╔══

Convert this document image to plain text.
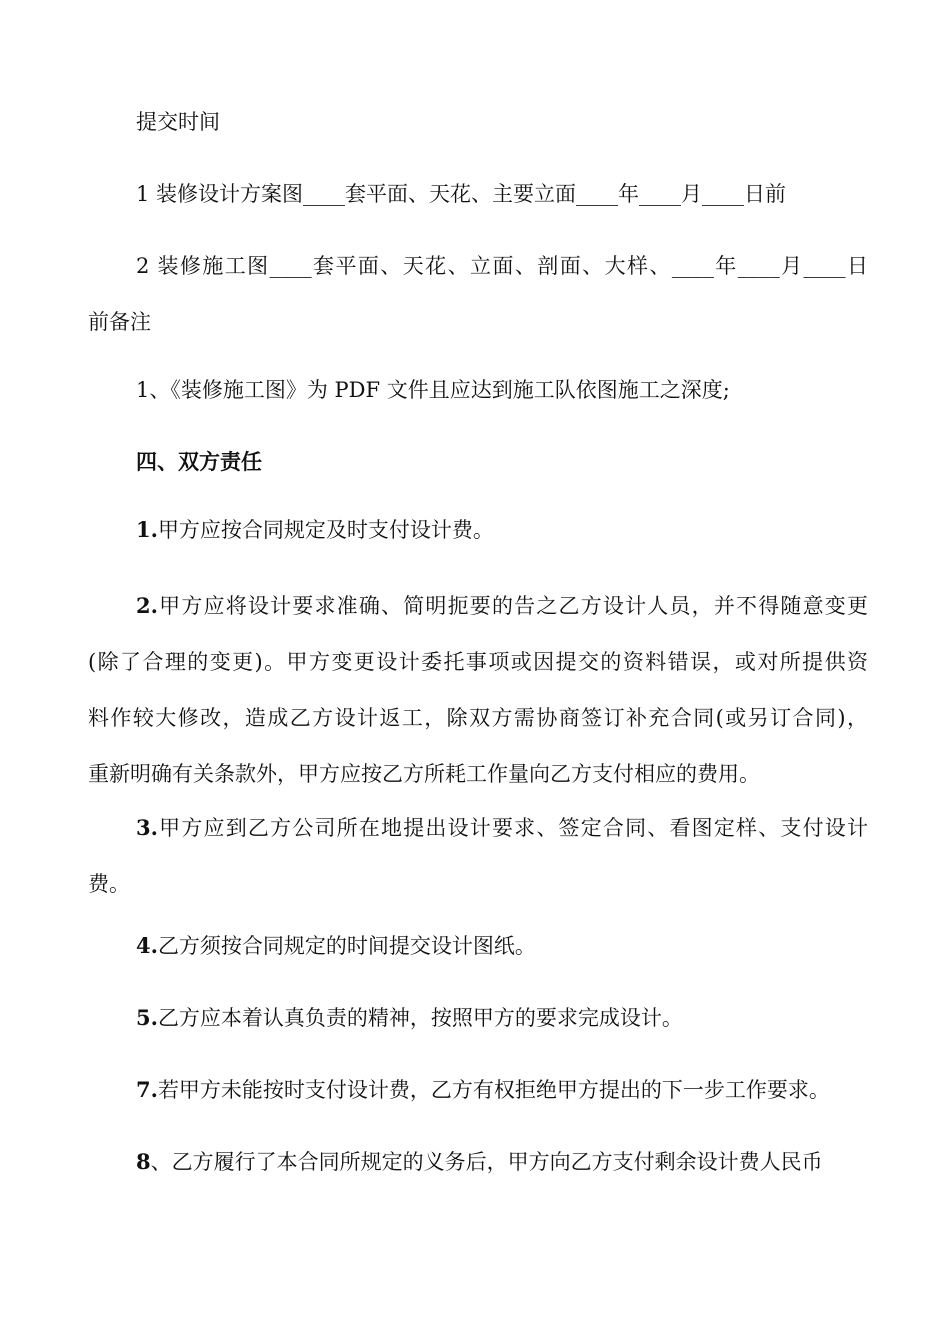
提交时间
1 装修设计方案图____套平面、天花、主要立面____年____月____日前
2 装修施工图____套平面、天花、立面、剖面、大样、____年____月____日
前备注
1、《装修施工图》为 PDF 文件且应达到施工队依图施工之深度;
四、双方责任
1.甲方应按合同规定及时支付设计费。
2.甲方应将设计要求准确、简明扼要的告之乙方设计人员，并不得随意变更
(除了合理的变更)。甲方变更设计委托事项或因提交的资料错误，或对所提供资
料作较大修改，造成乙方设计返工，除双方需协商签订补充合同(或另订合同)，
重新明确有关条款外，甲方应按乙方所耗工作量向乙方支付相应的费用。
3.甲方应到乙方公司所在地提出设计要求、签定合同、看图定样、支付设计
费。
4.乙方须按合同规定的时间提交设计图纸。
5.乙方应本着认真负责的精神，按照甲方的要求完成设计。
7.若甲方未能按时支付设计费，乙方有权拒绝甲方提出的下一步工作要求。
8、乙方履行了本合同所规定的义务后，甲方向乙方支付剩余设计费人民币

╚══
╔══

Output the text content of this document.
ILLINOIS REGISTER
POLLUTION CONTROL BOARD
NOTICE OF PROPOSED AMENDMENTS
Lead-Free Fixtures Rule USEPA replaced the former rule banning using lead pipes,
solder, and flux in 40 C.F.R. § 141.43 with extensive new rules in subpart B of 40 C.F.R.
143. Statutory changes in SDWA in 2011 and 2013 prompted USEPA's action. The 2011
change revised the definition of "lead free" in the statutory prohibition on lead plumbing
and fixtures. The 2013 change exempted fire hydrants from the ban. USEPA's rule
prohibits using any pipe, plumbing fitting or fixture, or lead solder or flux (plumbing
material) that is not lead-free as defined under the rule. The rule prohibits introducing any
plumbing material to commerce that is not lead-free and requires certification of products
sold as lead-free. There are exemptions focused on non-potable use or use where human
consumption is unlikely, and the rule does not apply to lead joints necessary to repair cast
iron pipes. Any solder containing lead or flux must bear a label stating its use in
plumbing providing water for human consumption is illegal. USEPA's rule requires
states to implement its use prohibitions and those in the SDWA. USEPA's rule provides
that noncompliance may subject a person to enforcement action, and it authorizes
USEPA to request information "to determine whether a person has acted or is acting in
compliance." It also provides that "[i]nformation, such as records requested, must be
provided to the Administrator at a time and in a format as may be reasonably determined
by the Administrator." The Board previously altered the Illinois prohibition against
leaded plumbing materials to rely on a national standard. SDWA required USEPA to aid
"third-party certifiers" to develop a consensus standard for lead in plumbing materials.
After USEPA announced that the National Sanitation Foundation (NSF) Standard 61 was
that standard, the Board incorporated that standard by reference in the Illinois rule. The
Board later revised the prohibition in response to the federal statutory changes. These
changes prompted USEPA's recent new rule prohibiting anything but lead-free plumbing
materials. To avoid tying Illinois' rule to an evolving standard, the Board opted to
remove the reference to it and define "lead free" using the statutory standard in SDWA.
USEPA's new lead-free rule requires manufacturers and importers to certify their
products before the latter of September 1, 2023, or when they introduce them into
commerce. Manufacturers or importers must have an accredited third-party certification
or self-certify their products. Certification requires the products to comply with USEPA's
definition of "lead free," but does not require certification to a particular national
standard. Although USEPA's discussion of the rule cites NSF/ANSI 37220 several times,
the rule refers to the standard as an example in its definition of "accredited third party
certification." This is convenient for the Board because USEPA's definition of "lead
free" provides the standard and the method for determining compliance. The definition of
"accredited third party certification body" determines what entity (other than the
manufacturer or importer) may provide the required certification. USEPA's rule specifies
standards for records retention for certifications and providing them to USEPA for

╚══
╔══

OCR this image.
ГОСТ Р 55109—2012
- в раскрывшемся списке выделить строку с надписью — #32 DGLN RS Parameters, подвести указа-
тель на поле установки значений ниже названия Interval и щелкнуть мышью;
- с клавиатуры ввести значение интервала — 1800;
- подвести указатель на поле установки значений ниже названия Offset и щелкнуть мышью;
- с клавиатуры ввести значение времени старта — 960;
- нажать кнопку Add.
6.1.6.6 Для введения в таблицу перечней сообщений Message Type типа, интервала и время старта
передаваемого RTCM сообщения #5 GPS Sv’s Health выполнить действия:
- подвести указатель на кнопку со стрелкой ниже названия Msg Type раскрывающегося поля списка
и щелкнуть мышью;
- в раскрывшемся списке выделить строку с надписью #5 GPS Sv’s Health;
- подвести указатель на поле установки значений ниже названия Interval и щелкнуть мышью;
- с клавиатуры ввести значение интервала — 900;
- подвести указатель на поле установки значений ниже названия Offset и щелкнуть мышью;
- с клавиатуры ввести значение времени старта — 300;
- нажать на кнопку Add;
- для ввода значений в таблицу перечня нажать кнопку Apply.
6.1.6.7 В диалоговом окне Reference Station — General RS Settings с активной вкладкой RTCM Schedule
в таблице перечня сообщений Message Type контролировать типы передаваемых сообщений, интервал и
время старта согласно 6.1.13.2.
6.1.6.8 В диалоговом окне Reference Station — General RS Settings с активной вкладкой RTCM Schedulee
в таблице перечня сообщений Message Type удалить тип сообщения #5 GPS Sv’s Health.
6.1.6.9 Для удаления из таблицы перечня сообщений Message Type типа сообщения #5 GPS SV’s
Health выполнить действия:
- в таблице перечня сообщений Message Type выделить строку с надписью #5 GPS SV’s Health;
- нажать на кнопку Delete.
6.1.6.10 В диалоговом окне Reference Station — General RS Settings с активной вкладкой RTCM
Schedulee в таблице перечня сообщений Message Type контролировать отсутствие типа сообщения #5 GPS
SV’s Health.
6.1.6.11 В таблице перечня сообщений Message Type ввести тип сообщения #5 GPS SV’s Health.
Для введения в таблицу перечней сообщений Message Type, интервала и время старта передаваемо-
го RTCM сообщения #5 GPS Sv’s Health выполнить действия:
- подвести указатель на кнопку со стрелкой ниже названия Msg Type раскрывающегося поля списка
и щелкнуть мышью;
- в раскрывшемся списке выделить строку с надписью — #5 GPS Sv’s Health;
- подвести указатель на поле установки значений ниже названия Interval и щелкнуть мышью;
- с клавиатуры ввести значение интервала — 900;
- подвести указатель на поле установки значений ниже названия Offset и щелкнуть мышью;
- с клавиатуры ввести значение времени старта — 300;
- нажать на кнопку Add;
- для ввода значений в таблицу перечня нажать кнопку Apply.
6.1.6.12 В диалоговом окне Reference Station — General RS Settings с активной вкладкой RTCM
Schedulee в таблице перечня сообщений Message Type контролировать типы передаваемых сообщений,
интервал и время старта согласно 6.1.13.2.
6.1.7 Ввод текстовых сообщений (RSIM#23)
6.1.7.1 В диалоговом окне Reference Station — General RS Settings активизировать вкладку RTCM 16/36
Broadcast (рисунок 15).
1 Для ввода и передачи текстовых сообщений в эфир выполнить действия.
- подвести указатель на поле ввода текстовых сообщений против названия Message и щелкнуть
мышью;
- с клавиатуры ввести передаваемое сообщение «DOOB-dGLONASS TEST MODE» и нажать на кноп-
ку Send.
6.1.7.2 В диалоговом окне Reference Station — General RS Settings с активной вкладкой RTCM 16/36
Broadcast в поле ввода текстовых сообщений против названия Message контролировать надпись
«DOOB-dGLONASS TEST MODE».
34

╚══

__What is being asked__:
In the listing, find every line with the word "RTCM" and state how many there are, nothing more.

__Exercise answer__:
8